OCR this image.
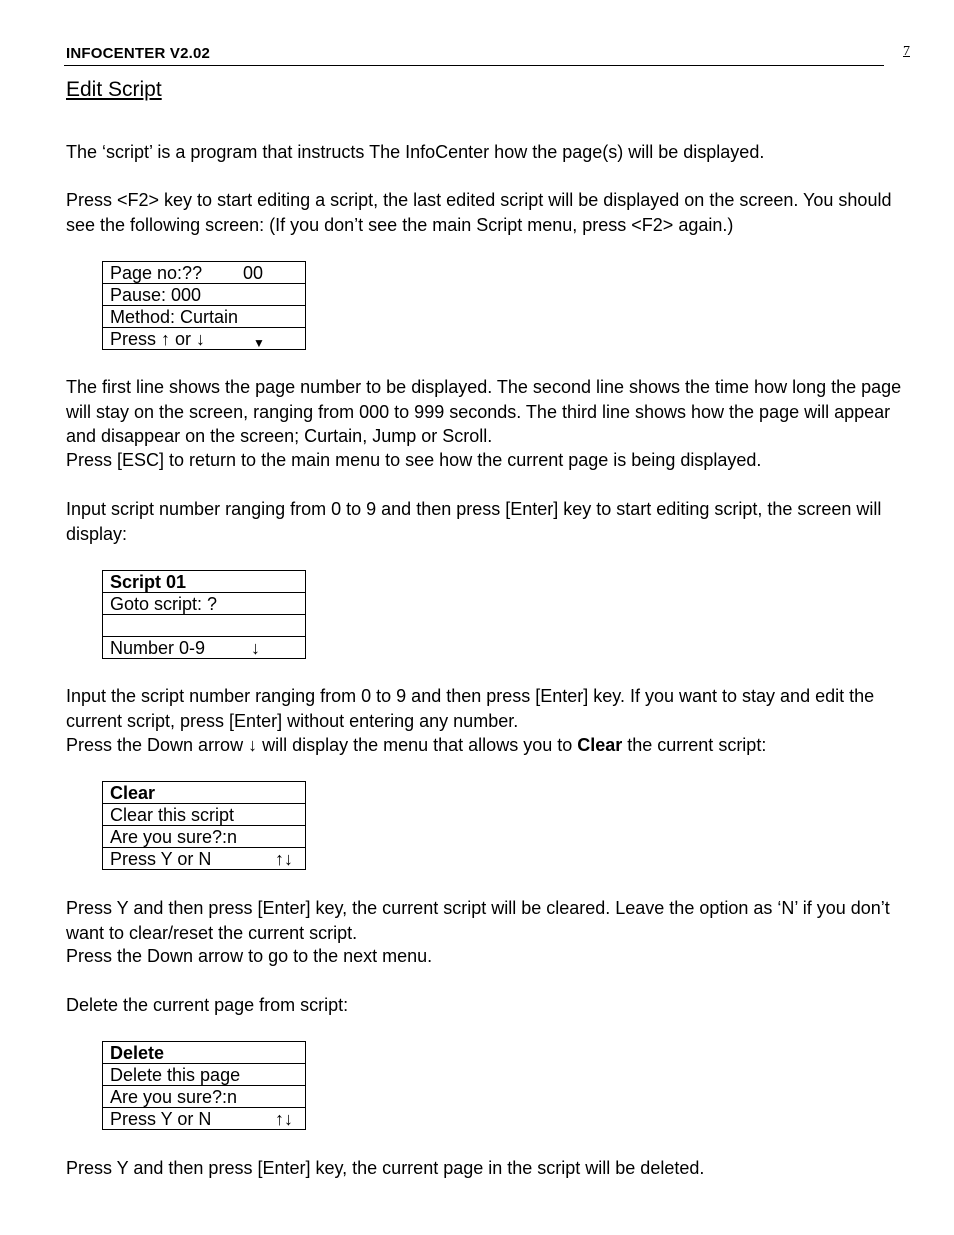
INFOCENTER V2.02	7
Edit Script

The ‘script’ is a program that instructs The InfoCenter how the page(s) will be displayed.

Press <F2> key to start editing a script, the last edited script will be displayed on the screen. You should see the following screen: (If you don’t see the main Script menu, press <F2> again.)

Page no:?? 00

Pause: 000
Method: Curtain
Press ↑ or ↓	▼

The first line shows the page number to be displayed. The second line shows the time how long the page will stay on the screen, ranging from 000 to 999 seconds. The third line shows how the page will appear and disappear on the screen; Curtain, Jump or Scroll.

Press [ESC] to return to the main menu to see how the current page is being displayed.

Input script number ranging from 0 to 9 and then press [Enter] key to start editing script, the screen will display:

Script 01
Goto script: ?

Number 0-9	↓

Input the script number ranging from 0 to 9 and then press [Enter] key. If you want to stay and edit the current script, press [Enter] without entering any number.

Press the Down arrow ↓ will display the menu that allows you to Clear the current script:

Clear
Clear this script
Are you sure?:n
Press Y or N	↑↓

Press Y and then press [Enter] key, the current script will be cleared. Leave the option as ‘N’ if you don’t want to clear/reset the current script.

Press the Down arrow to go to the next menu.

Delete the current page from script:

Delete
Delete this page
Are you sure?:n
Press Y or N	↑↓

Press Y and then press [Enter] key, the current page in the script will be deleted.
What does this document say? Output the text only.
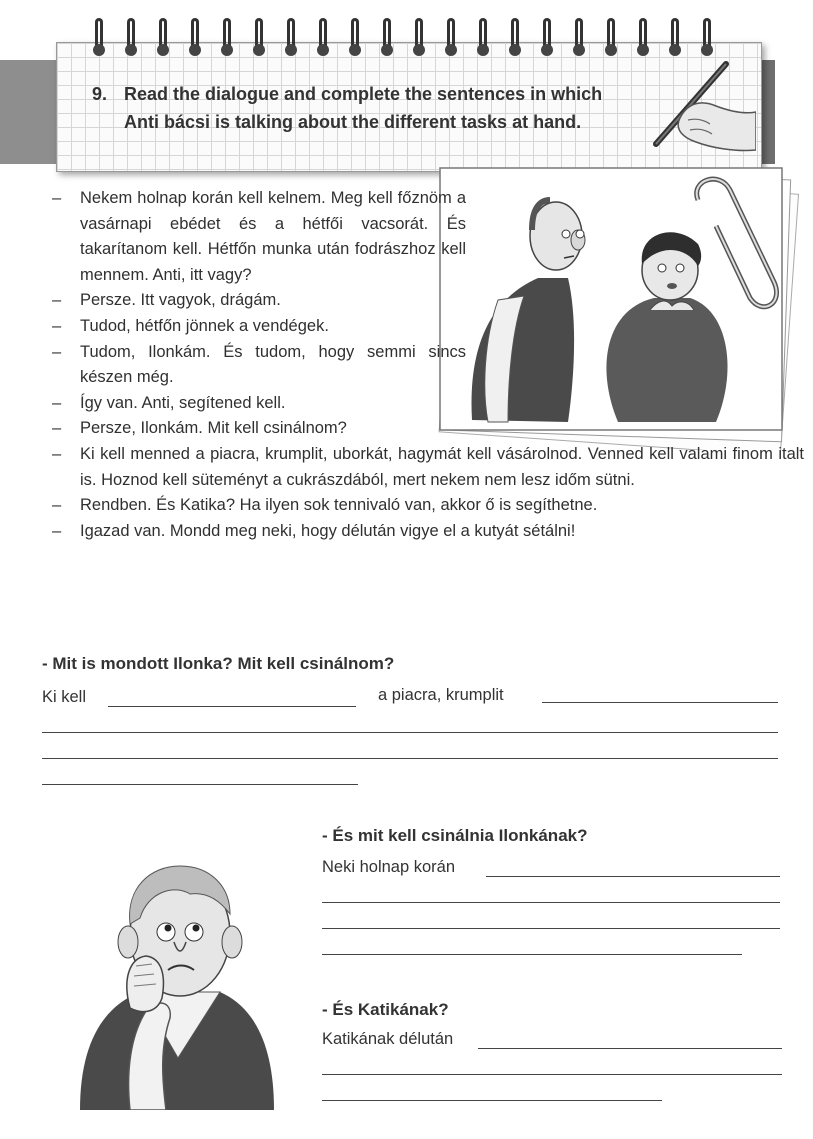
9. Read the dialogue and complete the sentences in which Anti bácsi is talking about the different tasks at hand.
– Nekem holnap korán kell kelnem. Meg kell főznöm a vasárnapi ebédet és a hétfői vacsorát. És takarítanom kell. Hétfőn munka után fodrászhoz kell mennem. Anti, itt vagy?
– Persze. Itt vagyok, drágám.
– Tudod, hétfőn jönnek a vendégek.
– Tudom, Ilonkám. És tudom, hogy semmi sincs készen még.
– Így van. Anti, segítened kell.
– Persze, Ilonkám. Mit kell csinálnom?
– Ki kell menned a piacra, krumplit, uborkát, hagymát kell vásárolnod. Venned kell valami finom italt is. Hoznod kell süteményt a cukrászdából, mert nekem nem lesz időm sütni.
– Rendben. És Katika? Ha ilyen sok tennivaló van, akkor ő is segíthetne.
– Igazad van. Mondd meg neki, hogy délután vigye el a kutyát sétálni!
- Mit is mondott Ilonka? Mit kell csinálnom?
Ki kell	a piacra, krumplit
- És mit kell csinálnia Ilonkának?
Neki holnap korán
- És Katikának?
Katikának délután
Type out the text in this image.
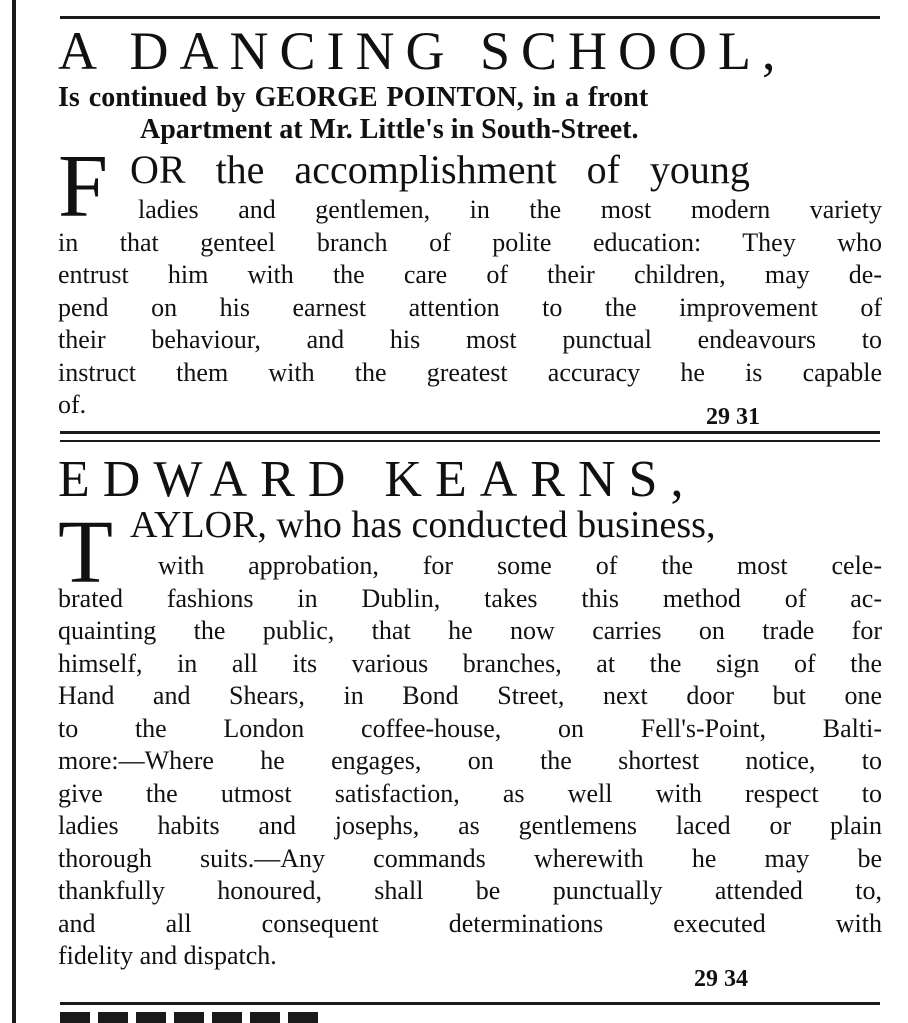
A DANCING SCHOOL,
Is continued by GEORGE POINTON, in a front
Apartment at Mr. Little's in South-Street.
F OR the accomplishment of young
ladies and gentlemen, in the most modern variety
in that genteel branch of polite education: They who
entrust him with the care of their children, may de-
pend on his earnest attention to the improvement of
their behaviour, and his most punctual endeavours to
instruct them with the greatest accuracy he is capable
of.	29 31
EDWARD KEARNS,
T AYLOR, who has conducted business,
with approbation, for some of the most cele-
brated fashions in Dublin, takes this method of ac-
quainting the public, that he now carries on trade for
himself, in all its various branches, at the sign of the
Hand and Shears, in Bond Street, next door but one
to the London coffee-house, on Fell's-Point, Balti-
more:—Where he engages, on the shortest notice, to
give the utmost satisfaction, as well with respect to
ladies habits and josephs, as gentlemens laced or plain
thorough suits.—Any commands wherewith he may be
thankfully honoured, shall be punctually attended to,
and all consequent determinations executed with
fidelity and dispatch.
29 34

****************

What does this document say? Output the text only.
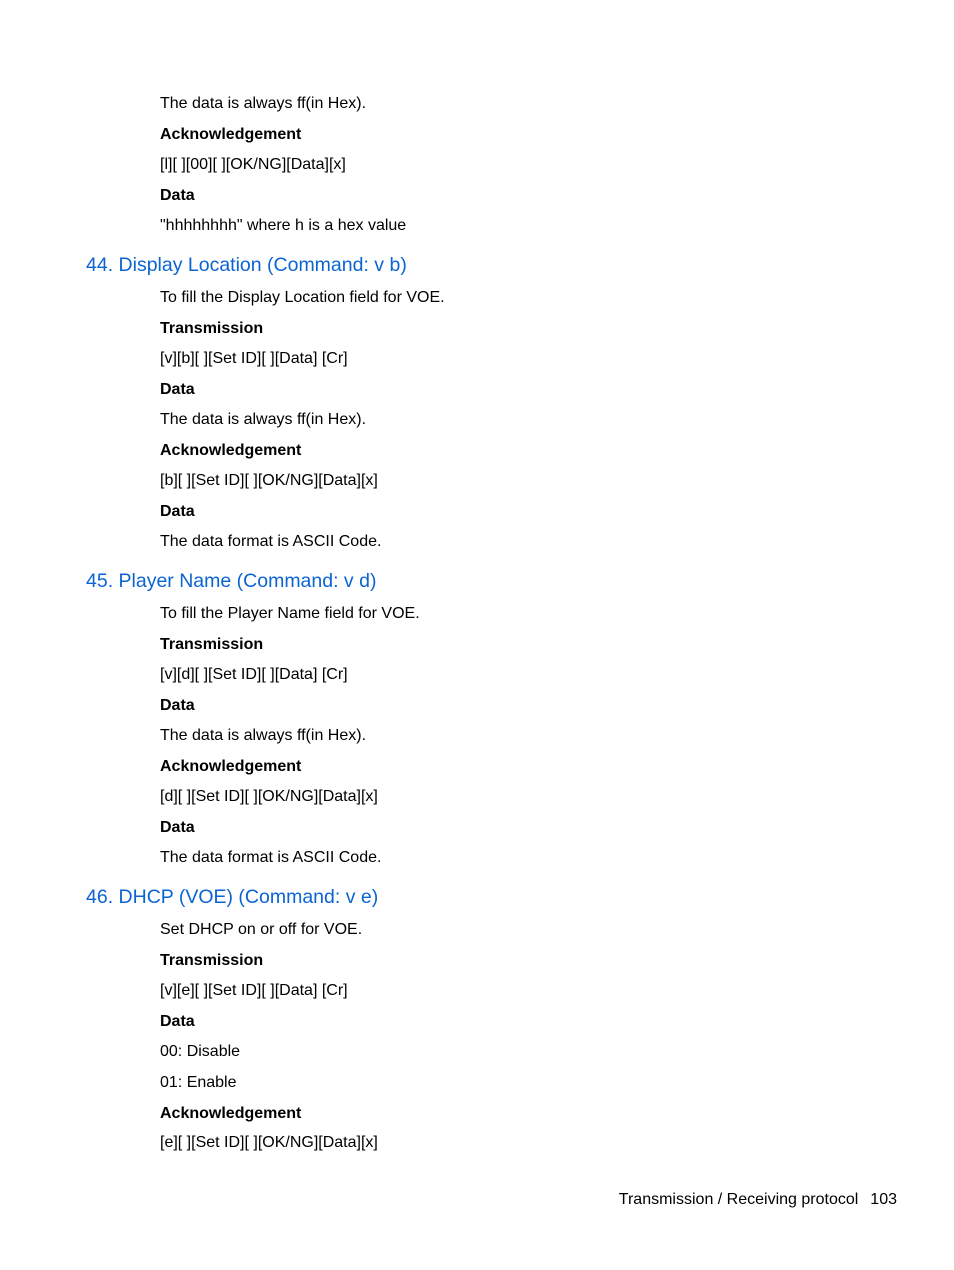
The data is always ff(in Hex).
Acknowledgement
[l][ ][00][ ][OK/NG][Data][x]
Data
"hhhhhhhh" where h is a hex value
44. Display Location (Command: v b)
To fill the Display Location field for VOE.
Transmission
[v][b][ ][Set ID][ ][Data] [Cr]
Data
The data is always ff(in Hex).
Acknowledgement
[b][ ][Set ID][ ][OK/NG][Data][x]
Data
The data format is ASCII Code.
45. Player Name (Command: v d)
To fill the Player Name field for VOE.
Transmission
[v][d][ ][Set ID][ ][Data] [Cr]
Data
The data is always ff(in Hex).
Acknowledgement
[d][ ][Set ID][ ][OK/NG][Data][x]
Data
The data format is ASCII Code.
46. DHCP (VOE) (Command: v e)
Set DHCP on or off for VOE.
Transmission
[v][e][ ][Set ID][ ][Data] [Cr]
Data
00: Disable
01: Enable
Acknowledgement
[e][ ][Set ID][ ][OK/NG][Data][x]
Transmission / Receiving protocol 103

****************

## Aim of the exercise
Reproduce each line holding the word "holnap".

## Written reply
– Nekem holnap korán kell kelnem. Meg kell főznöm a vasárnapi ebédet és a hétfői vacsorát. És takarítanom kell. Hétfőn munka után fodrászhoz kell mennem. Anti, itt vagy?
Neki holnap korán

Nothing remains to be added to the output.